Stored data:
────────
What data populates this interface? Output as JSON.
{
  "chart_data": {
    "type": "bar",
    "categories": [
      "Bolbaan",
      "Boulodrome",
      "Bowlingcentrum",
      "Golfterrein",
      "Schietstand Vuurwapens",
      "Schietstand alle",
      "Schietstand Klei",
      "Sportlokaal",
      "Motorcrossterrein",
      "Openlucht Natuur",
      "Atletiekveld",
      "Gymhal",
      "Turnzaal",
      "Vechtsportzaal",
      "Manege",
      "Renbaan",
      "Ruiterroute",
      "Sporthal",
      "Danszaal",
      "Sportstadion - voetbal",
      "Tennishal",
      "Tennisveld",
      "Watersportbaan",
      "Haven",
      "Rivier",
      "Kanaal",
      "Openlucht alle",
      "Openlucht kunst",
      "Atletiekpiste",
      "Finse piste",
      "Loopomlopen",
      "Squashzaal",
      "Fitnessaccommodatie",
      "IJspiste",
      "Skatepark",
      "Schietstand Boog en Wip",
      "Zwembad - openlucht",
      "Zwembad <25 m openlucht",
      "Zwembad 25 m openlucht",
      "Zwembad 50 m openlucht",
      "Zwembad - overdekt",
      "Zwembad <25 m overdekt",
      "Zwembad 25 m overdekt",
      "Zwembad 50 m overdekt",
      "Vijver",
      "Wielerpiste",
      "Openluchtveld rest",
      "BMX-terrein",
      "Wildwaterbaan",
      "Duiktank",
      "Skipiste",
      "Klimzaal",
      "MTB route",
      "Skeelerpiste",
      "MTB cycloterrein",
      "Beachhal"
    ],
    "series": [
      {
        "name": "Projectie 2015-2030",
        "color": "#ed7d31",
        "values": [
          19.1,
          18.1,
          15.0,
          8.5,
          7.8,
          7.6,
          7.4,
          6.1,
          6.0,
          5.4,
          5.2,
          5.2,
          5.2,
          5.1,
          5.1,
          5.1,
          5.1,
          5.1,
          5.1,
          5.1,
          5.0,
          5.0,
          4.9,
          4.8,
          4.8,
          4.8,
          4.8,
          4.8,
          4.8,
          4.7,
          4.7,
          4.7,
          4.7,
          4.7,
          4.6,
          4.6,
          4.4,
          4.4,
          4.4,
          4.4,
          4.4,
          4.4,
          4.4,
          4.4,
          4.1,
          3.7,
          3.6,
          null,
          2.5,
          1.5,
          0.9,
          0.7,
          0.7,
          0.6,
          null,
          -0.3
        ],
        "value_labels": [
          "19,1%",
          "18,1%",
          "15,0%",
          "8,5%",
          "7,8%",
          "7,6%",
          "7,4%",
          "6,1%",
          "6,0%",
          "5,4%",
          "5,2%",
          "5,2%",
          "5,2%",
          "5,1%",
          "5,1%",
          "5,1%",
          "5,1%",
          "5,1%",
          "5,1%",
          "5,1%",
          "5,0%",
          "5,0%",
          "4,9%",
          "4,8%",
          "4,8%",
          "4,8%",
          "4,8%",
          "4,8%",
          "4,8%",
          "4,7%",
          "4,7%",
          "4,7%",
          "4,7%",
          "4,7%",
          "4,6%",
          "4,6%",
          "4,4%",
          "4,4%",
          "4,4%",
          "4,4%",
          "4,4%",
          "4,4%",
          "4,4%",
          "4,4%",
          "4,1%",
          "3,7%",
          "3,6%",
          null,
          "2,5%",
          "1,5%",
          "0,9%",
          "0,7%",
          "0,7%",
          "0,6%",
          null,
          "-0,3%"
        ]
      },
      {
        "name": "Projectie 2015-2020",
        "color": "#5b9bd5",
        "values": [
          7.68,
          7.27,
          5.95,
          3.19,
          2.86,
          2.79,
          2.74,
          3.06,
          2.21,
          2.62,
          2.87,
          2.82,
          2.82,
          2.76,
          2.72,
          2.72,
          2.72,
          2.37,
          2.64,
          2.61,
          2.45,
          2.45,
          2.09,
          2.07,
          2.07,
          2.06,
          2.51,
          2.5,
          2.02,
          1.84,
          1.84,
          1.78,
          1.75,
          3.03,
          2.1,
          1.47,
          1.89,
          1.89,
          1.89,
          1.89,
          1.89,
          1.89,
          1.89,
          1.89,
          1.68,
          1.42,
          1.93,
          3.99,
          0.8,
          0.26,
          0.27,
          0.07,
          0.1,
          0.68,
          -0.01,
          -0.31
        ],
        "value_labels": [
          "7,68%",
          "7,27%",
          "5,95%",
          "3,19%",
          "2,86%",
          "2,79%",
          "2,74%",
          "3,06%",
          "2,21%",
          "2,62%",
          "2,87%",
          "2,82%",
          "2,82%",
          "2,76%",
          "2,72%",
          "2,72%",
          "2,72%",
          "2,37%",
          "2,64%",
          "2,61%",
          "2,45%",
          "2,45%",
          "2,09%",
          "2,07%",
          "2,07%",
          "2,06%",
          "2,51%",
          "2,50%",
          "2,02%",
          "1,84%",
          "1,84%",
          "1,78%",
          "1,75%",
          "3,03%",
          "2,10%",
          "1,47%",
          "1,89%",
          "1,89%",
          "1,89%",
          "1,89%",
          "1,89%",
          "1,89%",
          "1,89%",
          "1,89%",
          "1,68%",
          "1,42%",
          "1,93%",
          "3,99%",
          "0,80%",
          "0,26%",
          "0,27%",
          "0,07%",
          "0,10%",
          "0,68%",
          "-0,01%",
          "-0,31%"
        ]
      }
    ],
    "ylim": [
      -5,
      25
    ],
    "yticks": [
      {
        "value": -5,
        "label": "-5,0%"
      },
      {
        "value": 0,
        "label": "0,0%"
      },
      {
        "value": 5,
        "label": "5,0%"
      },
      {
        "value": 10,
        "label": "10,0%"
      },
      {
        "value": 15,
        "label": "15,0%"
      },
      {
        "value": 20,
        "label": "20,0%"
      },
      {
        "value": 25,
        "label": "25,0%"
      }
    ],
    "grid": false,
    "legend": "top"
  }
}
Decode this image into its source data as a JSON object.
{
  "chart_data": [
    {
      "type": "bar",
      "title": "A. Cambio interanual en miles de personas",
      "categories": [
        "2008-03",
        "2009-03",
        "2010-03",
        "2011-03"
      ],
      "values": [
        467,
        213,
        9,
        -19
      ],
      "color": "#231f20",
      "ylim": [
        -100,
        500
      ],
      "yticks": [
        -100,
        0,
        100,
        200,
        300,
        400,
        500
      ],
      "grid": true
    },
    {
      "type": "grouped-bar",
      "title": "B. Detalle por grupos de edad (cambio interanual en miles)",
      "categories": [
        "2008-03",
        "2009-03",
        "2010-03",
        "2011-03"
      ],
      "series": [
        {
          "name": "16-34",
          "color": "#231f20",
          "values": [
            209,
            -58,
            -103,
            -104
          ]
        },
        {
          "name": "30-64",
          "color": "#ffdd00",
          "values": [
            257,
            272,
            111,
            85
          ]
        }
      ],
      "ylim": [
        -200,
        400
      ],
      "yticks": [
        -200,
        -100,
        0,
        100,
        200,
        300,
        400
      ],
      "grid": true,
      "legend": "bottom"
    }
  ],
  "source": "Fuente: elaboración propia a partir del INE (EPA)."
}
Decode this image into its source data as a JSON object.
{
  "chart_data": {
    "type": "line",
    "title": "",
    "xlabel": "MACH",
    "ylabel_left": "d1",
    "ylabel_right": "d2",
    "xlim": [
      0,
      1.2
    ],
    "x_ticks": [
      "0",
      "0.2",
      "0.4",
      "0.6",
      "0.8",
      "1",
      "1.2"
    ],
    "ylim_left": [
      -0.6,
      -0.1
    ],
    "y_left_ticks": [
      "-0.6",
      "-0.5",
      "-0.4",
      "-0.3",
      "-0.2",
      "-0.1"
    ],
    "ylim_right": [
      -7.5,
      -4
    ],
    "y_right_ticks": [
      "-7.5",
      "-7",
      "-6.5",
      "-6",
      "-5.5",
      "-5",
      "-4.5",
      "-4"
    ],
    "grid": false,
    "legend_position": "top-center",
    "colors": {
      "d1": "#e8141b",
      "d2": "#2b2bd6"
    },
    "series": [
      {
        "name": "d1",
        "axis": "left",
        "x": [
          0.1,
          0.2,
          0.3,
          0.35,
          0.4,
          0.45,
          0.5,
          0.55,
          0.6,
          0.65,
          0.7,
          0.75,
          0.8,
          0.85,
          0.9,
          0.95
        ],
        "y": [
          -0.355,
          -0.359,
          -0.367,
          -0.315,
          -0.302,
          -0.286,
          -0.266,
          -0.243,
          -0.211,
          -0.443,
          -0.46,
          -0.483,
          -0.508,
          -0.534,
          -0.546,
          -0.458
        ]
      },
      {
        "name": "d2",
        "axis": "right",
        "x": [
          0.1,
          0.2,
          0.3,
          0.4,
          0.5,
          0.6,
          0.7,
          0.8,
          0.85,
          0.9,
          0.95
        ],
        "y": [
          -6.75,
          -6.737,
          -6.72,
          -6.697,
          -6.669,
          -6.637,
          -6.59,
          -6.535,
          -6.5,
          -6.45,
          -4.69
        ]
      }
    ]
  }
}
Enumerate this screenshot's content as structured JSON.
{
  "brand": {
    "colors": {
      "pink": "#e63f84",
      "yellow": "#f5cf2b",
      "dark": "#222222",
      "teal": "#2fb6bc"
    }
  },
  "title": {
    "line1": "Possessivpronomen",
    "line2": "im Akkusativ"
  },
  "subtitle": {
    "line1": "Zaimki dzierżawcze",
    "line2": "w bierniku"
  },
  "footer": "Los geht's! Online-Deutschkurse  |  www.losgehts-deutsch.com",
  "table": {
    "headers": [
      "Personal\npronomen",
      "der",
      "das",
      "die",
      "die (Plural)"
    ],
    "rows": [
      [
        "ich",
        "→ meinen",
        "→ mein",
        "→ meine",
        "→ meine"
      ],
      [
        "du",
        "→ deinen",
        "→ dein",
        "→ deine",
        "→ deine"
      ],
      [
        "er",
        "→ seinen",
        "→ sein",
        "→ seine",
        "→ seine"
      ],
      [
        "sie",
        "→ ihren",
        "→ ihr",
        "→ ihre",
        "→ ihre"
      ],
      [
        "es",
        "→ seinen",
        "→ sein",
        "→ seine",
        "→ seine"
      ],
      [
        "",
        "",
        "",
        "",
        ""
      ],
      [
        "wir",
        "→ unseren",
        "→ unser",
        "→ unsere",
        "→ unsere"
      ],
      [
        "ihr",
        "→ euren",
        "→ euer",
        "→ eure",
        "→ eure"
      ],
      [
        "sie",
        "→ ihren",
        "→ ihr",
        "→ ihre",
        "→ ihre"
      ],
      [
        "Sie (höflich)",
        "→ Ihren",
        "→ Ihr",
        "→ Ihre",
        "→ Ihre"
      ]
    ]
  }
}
────────
Reproduce each line of the material containing the word "Schietstand".

      "Schietstand Vuurwapens",
      "Schietstand alle",
      "Schietstand Klei",
      "Schietstand Boog en Wip",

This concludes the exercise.